WHAT IS NEEDED:
How many of these lines hold the string "path"? Answer with the number only.

Dataset items
━━━━━━━━━━━━━━━━━━━━━━━━━━━━━━

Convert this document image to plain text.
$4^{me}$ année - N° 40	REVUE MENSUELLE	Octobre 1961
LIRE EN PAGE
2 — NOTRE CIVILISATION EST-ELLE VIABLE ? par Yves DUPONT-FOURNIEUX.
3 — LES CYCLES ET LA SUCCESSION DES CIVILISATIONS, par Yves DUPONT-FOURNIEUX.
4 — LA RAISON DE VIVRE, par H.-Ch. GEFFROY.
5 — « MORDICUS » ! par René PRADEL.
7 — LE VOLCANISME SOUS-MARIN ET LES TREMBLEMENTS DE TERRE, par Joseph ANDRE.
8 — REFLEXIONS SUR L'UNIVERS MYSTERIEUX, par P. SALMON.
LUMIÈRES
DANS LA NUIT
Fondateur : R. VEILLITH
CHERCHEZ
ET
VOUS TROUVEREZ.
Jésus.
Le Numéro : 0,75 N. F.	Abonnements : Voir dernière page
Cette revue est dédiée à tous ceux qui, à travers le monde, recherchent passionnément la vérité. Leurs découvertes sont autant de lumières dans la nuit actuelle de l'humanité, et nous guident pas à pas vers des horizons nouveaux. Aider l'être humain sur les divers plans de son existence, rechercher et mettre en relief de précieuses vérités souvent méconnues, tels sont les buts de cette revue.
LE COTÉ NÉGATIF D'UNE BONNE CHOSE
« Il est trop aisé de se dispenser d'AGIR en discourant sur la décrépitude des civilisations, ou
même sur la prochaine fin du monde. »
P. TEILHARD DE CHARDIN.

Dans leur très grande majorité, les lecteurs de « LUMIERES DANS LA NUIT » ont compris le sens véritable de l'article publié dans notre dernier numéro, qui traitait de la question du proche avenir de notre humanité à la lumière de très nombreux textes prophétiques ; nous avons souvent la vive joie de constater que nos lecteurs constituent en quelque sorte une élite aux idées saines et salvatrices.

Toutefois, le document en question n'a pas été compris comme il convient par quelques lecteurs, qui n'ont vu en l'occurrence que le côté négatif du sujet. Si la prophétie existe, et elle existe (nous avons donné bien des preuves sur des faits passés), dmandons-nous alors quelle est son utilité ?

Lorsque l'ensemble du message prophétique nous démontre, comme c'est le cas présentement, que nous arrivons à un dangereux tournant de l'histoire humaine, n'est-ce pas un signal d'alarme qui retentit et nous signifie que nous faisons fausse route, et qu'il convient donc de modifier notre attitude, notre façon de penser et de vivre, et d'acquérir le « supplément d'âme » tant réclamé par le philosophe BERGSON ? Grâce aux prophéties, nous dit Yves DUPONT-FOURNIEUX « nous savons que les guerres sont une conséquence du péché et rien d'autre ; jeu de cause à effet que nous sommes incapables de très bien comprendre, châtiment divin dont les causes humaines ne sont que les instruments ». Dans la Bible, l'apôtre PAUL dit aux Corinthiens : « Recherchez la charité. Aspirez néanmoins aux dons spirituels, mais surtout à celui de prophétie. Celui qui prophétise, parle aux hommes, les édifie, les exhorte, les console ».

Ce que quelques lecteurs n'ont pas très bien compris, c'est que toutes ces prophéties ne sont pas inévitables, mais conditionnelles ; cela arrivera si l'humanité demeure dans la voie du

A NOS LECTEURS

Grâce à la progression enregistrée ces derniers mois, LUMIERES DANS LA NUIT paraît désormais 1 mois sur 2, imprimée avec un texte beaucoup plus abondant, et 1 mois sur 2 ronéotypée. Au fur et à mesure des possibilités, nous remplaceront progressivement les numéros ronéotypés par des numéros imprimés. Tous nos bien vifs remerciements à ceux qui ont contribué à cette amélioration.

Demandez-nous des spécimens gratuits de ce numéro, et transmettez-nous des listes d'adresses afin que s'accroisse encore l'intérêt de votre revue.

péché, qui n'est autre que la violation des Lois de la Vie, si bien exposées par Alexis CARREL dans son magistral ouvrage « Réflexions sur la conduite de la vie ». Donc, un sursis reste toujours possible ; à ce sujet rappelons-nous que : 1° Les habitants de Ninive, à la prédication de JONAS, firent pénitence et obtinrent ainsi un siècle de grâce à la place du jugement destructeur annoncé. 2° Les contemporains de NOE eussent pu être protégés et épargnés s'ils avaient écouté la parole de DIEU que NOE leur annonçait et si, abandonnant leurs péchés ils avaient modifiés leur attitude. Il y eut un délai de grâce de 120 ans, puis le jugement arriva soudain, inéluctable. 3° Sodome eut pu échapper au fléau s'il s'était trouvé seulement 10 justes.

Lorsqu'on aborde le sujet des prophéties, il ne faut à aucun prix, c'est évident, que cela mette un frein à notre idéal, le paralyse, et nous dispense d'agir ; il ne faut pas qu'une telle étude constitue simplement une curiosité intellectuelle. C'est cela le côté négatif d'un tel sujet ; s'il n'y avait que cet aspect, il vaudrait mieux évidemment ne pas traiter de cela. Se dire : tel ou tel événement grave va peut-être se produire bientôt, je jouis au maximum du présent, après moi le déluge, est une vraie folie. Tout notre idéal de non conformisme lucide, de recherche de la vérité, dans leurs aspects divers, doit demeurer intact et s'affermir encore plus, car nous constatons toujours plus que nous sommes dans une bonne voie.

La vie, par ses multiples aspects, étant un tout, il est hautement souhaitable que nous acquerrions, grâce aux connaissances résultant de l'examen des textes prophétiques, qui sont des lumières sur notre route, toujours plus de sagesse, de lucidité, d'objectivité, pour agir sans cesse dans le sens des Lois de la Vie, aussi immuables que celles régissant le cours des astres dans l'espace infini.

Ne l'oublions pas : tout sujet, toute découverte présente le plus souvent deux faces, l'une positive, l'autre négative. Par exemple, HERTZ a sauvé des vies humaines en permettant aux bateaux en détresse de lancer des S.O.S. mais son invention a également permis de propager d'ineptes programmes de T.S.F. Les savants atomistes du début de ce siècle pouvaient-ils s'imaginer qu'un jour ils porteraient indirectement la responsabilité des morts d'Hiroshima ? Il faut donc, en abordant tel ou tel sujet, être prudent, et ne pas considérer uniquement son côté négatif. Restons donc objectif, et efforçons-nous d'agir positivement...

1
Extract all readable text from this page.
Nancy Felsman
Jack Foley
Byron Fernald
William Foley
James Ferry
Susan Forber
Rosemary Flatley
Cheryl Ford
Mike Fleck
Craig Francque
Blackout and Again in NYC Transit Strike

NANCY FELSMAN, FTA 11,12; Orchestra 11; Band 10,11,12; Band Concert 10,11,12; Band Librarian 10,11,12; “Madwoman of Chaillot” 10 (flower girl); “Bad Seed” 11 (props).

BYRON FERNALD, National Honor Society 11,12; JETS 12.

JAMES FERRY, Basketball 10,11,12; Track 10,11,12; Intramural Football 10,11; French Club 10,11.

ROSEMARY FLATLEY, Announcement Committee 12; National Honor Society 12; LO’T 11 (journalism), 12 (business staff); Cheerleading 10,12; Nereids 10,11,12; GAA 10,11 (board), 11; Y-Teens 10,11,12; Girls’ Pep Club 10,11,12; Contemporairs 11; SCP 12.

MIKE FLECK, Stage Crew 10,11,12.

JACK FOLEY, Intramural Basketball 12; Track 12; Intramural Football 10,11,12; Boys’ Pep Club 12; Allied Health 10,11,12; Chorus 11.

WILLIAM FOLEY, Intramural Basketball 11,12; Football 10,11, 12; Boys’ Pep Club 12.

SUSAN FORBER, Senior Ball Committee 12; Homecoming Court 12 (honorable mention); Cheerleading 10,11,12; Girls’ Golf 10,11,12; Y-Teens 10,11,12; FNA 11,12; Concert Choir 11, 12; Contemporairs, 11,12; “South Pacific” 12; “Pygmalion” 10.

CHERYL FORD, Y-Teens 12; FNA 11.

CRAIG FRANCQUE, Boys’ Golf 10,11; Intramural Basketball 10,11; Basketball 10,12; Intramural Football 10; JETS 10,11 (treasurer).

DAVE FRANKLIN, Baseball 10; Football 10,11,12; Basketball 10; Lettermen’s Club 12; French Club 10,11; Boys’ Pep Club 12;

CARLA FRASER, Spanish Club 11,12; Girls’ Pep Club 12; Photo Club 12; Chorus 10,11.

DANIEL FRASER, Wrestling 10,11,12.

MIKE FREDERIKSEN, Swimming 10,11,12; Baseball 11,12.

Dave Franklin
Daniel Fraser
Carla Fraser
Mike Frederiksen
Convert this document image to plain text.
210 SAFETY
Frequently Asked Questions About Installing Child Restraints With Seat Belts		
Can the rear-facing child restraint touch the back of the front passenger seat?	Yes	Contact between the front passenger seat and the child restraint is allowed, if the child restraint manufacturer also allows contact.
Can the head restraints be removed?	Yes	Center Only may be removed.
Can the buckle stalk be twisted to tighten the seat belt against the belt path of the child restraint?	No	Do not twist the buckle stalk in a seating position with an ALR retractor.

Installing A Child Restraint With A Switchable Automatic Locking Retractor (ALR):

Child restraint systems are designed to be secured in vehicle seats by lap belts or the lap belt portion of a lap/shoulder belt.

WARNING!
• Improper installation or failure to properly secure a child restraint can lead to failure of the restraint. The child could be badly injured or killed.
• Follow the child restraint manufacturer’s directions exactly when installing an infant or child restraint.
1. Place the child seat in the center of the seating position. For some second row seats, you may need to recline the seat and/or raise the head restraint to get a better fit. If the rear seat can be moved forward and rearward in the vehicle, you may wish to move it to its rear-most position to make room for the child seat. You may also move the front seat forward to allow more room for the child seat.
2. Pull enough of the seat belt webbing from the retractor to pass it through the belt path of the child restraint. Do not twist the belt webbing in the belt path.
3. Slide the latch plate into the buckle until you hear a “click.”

━━━━━━━━━━━━━━━━━━━━━━━━━━━━━━

TASK SOLUTION:
2